> CHALLENGE
Print every entry exactly as written.

(Data entries)
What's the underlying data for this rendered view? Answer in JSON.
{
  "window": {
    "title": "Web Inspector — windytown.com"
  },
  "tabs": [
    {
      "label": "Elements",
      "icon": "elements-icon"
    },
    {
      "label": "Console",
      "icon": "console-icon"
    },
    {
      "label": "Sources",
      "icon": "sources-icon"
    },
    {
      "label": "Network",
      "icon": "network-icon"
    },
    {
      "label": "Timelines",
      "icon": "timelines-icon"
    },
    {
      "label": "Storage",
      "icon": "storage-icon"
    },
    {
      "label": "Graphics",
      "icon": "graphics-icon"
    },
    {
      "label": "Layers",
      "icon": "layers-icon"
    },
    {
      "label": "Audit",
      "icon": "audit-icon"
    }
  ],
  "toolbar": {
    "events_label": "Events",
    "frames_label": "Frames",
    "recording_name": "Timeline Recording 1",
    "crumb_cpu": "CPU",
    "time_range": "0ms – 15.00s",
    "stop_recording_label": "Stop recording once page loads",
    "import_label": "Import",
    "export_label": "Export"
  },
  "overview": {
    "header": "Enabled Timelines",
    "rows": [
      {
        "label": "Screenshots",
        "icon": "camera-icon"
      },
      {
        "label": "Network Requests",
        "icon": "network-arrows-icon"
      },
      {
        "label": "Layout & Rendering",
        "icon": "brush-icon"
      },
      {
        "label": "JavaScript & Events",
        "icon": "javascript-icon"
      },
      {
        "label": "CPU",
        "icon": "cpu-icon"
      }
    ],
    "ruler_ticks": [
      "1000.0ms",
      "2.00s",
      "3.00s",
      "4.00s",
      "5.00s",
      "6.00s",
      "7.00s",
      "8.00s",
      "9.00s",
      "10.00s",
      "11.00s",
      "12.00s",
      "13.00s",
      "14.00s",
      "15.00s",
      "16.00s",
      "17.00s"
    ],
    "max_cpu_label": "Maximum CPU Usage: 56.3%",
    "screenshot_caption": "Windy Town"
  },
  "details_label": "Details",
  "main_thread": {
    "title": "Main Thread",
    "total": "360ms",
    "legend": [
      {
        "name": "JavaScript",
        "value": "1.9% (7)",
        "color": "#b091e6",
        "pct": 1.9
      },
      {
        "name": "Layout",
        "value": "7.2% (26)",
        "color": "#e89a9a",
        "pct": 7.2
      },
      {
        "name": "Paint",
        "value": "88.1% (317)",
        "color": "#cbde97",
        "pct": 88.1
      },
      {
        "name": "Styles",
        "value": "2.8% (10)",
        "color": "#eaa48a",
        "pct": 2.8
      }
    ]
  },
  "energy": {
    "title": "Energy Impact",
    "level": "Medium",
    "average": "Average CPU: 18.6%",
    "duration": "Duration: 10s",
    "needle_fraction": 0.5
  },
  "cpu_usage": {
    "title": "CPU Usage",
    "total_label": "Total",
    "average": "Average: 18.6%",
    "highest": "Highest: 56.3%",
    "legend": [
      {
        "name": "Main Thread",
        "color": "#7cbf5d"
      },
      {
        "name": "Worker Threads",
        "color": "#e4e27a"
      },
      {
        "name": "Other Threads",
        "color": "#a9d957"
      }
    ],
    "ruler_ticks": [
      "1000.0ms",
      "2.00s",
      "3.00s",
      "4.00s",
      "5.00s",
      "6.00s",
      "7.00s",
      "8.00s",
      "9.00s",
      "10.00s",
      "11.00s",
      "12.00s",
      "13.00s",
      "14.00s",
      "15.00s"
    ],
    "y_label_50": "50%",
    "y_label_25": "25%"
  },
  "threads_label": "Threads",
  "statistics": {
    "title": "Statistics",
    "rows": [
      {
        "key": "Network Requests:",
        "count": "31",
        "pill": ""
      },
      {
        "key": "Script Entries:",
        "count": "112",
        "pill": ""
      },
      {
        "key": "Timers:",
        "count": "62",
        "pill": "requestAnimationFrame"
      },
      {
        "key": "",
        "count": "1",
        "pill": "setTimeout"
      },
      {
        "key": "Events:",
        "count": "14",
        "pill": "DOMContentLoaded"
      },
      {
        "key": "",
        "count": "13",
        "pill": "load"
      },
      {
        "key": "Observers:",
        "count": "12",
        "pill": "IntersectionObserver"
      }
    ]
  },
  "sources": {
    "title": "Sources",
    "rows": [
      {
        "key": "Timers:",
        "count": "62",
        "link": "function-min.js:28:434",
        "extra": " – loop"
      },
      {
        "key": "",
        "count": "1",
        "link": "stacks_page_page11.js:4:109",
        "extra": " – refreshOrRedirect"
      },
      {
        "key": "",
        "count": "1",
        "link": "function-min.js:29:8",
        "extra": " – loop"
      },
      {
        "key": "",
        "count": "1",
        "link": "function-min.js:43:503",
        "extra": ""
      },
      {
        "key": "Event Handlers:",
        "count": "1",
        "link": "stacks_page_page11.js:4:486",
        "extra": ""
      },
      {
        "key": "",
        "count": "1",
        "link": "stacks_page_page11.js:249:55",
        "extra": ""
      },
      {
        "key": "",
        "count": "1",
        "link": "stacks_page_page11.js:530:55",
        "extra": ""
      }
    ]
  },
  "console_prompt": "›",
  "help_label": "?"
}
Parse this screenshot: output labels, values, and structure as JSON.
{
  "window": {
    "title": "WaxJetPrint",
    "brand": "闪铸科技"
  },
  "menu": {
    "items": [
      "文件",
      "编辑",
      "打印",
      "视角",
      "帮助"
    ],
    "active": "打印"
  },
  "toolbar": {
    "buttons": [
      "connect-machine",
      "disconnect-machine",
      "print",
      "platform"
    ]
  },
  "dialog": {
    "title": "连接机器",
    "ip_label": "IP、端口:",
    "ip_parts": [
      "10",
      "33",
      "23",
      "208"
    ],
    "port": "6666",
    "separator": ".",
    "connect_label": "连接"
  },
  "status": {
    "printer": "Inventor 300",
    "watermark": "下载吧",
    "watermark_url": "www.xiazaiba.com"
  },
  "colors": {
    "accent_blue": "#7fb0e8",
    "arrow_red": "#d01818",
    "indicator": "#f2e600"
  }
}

> THE ANSWER
What's the underlying data for this rendered view? Answer in JSON.
{
  "window": {
    "title": "Web Inspector — windytown.com"
  },
  "tabs": [
    {
      "label": "Elements",
      "icon": "elements-icon"
    },
    {
      "label": "Console",
      "icon": "console-icon"
    },
    {
      "label": "Sources",
      "icon": "sources-icon"
    },
    {
      "label": "Network",
      "icon": "network-icon"
    },
    {
      "label": "Timelines",
      "icon": "timelines-icon"
    },
    {
      "label": "Storage",
      "icon": "storage-icon"
    },
    {
      "label": "Graphics",
      "icon": "graphics-icon"
    },
    {
      "label": "Layers",
      "icon": "layers-icon"
    },
    {
      "label": "Audit",
      "icon": "audit-icon"
    }
  ],
  "toolbar": {
    "events_label": "Events",
    "frames_label": "Frames",
    "recording_name": "Timeline Recording 1",
    "crumb_cpu": "CPU",
    "time_range": "0ms – 15.00s",
    "stop_recording_label": "Stop recording once page loads",
    "import_label": "Import",
    "export_label": "Export"
  },
  "overview": {
    "header": "Enabled Timelines",
    "rows": [
      {
        "label": "Screenshots",
        "icon": "camera-icon"
      },
      {
        "label": "Network Requests",
        "icon": "network-arrows-icon"
      },
      {
        "label": "Layout & Rendering",
        "icon": "brush-icon"
      },
      {
        "label": "JavaScript & Events",
        "icon": "javascript-icon"
      },
      {
        "label": "CPU",
        "icon": "cpu-icon"
      }
    ],
    "ruler_ticks": [
      "1000.0ms",
      "2.00s",
      "3.00s",
      "4.00s",
      "5.00s",
      "6.00s",
      "7.00s",
      "8.00s",
      "9.00s",
      "10.00s",
      "11.00s",
      "12.00s",
      "13.00s",
      "14.00s",
      "15.00s",
      "16.00s",
      "17.00s"
    ],
    "max_cpu_label": "Maximum CPU Usage: 56.3%",
    "screenshot_caption": "Windy Town"
  },
  "details_label": "Details",
  "main_thread": {
    "title": "Main Thread",
    "total": "360ms",
    "legend": [
      {
        "name": "JavaScript",
        "value": "1.9% (7)",
        "color": "#b091e6",
        "pct": 1.9
      },
      {
        "name": "Layout",
        "value": "7.2% (26)",
        "color": "#e89a9a",
        "pct": 7.2
      },
      {
        "name": "Paint",
        "value": "88.1% (317)",
        "color": "#cbde97",
        "pct": 88.1
      },
      {
        "name": "Styles",
        "value": "2.8% (10)",
        "color": "#eaa48a",
        "pct": 2.8
      }
    ]
  },
  "energy": {
    "title": "Energy Impact",
    "level": "Medium",
    "average": "Average CPU: 18.6%",
    "duration": "Duration: 10s",
    "needle_fraction": 0.5
  },
  "cpu_usage": {
    "title": "CPU Usage",
    "total_label": "Total",
    "average": "Average: 18.6%",
    "highest": "Highest: 56.3%",
    "legend": [
      {
        "name": "Main Thread",
        "color": "#7cbf5d"
      },
      {
        "name": "Worker Threads",
        "color": "#e4e27a"
      },
      {
        "name": "Other Threads",
        "color": "#a9d957"
      }
    ],
    "ruler_ticks": [
      "1000.0ms",
      "2.00s",
      "3.00s",
      "4.00s",
      "5.00s",
      "6.00s",
      "7.00s",
      "8.00s",
      "9.00s",
      "10.00s",
      "11.00s",
      "12.00s",
      "13.00s",
      "14.00s",
      "15.00s"
    ],
    "y_label_50": "50%",
    "y_label_25": "25%"
  },
  "threads_label": "Threads",
  "statistics": {
    "title": "Statistics",
    "rows": [
      {
        "key": "Network Requests:",
        "count": "31",
        "pill": ""
      },
      {
        "key": "Script Entries:",
        "count": "112",
        "pill": ""
      },
      {
        "key": "Timers:",
        "count": "62",
        "pill": "requestAnimationFrame"
      },
      {
        "key": "",
        "count": "1",
        "pill": "setTimeout"
      },
      {
        "key": "Events:",
        "count": "14",
        "pill": "DOMContentLoaded"
      },
      {
        "key": "",
        "count": "13",
        "pill": "load"
      },
      {
        "key": "Observers:",
        "count": "12",
        "pill": "IntersectionObserver"
      }
    ]
  },
  "sources": {
    "title": "Sources",
    "rows": [
      {
        "key": "Timers:",
        "count": "62",
        "link": "function-min.js:28:434",
        "extra": " – loop"
      },
      {
        "key": "",
        "count": "1",
        "link": "stacks_page_page11.js:4:109",
        "extra": " – refreshOrRedirect"
      },
      {
        "key": "",
        "count": "1",
        "link": "function-min.js:29:8",
        "extra": " – loop"
      },
      {
        "key": "",
        "count": "1",
        "link": "function-min.js:43:503",
        "extra": ""
      },
      {
        "key": "Event Handlers:",
        "count": "1",
        "link": "stacks_page_page11.js:4:486",
        "extra": ""
      },
      {
        "key": "",
        "count": "1",
        "link": "stacks_page_page11.js:249:55",
        "extra": ""
      },
      {
        "key": "",
        "count": "1",
        "link": "stacks_page_page11.js:530:55",
        "extra": ""
      }
    ]
  },
  "console_prompt": "›",
  "help_label": "?"
}
Parse this screenshot: output labels, values, and structure as JSON.
{
  "window": {
    "title": "WaxJetPrint",
    "brand": "闪铸科技"
  },
  "menu": {
    "items": [
      "文件",
      "编辑",
      "打印",
      "视角",
      "帮助"
    ],
    "active": "打印"
  },
  "toolbar": {
    "buttons": [
      "connect-machine",
      "disconnect-machine",
      "print",
      "platform"
    ]
  },
  "dialog": {
    "title": "连接机器",
    "ip_label": "IP、端口:",
    "ip_parts": [
      "10",
      "33",
      "23",
      "208"
    ],
    "port": "6666",
    "separator": ".",
    "connect_label": "连接"
  },
  "status": {
    "printer": "Inventor 300",
    "watermark": "下载吧",
    "watermark_url": "www.xiazaiba.com"
  },
  "colors": {
    "accent_blue": "#7fb0e8",
    "arrow_red": "#d01818",
    "indicator": "#f2e600"
  }
}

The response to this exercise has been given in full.